Your goal: Report, word for word, every line of the material that contains "text".
--- BEGIN Extracted material ---
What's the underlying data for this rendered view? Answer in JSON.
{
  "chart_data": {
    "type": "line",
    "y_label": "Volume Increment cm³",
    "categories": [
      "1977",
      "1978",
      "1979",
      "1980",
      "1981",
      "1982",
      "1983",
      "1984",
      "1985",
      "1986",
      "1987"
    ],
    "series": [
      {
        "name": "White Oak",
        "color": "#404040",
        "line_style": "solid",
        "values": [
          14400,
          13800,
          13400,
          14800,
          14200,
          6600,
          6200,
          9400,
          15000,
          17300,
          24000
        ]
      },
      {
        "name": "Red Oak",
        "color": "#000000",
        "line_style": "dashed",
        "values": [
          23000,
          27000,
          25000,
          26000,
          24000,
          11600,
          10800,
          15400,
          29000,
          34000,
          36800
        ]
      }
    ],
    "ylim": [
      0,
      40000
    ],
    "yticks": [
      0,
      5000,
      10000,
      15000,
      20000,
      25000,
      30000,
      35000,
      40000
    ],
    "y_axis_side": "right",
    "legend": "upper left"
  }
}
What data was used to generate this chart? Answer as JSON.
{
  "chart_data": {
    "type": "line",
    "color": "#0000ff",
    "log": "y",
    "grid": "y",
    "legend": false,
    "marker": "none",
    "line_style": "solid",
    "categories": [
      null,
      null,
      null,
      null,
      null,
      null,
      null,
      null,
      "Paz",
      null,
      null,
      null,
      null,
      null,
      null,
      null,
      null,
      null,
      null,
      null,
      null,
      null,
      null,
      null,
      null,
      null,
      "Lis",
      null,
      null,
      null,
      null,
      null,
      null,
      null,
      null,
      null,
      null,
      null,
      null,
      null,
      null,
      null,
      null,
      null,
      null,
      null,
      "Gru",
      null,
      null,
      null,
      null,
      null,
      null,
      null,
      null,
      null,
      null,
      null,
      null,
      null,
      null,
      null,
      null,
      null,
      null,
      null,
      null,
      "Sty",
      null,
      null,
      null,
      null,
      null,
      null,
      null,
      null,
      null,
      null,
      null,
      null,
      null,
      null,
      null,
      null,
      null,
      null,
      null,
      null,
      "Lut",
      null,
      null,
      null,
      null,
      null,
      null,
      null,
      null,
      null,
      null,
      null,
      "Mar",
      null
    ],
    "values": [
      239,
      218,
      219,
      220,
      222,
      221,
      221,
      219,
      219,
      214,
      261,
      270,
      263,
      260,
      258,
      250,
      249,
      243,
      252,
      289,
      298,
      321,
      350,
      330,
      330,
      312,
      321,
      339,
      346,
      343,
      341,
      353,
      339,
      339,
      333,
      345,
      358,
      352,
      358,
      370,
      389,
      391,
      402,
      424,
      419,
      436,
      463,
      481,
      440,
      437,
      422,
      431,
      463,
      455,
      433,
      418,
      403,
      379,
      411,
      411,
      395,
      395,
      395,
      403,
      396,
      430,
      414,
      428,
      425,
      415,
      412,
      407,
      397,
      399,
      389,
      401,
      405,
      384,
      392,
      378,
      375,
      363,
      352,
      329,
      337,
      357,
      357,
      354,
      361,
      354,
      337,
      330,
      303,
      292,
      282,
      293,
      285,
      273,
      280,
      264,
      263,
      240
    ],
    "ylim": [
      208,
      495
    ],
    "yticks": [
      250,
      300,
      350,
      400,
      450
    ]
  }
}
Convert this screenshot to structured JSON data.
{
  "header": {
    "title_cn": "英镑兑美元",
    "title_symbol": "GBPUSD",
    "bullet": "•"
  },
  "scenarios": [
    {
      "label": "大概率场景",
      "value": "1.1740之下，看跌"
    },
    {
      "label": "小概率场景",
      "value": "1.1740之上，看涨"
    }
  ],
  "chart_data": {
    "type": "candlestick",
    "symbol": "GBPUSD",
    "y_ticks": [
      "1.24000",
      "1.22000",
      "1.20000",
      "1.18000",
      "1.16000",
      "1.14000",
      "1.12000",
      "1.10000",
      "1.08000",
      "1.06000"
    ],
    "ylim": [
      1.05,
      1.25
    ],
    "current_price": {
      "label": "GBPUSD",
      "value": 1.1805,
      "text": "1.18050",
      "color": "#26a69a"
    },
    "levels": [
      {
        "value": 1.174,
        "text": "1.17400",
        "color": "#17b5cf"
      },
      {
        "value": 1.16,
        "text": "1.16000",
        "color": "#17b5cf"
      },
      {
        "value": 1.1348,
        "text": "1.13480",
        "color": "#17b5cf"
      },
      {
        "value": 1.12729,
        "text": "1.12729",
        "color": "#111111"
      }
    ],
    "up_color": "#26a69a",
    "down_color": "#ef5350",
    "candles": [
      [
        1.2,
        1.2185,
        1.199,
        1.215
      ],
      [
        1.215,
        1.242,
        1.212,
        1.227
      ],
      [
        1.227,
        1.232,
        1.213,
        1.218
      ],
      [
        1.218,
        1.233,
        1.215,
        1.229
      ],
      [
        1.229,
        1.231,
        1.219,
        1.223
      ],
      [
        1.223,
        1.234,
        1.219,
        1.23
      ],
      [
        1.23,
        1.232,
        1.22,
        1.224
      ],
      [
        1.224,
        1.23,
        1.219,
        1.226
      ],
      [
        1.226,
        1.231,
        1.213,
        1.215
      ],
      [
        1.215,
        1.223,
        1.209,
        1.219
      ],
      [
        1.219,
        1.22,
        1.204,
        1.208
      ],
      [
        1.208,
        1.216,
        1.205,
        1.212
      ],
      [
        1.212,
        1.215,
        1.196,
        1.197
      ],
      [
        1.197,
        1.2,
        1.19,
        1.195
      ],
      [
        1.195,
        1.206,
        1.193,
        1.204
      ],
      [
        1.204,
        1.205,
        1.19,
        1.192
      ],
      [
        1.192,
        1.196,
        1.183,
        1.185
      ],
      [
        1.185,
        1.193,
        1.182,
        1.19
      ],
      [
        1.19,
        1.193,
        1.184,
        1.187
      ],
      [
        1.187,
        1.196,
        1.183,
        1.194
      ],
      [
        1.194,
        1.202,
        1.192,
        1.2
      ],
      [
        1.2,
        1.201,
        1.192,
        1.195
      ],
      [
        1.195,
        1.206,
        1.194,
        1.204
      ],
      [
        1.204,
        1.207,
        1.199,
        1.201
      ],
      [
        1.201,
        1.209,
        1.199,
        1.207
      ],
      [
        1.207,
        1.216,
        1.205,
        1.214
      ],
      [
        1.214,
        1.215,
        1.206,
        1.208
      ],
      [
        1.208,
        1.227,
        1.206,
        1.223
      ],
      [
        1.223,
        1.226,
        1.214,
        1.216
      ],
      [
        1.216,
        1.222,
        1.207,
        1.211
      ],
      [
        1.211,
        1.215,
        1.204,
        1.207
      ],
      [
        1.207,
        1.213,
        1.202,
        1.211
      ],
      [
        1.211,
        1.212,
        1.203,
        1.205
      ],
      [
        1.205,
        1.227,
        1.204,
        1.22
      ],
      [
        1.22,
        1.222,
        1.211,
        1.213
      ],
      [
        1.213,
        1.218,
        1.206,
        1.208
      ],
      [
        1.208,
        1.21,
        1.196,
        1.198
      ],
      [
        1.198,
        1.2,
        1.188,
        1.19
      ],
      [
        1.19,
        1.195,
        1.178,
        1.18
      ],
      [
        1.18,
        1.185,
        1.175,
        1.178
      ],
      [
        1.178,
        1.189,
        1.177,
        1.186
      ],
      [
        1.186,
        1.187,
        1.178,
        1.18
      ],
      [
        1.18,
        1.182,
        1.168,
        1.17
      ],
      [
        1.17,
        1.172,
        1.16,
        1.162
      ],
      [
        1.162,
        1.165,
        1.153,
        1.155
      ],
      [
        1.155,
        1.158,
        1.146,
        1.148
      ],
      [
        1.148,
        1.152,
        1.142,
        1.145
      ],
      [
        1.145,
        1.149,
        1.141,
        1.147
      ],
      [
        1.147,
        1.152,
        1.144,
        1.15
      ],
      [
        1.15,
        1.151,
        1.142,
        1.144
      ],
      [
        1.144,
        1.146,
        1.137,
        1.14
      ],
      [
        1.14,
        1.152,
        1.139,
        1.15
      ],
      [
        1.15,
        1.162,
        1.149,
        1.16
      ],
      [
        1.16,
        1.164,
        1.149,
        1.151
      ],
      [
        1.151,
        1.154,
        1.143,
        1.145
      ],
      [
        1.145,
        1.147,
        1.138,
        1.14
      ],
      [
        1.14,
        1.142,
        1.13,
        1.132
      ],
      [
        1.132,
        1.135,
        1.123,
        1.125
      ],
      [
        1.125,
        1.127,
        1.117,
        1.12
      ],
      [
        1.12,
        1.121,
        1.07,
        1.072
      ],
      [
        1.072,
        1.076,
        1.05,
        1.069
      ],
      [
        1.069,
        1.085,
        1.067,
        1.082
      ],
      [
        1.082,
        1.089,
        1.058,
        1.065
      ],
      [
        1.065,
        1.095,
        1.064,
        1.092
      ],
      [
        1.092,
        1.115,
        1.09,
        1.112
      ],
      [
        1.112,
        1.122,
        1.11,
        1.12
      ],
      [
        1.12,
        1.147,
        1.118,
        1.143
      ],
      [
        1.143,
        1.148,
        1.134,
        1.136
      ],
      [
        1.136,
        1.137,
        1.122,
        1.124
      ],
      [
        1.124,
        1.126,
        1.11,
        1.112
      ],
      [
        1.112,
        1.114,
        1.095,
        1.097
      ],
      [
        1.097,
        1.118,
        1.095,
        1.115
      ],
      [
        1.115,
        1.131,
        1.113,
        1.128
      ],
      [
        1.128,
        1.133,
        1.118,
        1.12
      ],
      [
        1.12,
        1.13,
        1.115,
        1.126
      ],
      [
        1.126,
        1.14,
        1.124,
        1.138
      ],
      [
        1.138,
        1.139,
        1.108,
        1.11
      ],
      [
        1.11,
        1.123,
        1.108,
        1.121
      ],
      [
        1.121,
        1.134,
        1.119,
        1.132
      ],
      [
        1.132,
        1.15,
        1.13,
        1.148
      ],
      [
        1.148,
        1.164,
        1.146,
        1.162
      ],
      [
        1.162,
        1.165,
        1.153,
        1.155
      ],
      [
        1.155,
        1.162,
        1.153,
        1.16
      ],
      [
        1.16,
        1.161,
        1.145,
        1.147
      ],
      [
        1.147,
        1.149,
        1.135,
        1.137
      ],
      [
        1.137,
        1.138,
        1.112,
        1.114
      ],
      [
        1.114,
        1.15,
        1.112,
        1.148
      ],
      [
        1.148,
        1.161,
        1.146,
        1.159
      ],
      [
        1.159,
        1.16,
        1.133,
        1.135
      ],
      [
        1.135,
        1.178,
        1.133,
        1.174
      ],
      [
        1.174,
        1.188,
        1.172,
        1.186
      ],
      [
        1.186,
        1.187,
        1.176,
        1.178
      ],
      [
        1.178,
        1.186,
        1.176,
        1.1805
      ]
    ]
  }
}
--- END Extracted material ---
Result below:
      "text": "1.18050",
        "text": "1.17400",
        "text": "1.16000",
        "text": "1.13480",
        "text": "1.12729",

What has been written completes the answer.